» EXERCISE INSTRUCTIONS: Copy out all lines where "para" appears.

» ENTRIES:
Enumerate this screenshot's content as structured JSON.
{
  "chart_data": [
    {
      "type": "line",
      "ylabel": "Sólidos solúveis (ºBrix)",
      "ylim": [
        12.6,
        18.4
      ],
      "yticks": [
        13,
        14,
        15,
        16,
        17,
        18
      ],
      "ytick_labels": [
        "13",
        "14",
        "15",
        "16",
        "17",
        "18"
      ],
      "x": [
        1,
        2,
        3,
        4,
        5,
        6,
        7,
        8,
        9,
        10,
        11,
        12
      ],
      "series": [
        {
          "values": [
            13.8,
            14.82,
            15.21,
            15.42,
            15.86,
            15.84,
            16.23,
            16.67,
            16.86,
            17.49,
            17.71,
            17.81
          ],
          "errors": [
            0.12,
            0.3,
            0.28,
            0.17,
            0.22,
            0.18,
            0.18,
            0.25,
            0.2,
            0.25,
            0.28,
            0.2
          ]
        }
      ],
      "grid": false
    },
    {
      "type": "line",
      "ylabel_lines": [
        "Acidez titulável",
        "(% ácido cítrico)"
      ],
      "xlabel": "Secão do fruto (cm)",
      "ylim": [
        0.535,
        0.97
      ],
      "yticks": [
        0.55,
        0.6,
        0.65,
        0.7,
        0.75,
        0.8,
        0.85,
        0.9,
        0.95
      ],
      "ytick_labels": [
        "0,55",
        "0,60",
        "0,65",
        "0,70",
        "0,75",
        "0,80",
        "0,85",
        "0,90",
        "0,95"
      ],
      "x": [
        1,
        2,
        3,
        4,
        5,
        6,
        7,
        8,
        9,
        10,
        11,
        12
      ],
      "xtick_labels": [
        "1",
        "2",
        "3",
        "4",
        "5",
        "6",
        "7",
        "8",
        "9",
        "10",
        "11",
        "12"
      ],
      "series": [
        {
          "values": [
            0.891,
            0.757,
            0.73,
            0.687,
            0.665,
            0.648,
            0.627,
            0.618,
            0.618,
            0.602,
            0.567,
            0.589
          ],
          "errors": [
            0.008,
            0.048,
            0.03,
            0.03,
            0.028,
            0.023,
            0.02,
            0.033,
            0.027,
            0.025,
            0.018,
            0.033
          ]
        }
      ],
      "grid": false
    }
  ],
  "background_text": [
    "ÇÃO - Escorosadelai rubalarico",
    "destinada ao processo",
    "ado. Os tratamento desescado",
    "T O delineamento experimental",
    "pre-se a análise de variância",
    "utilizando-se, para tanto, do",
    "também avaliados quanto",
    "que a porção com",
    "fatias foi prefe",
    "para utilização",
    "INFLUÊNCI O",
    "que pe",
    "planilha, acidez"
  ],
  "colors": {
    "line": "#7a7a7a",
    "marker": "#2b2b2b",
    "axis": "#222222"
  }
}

» WORKED SOLUTION:
    "utilizando-se, para tanto, do",
    "para utilização",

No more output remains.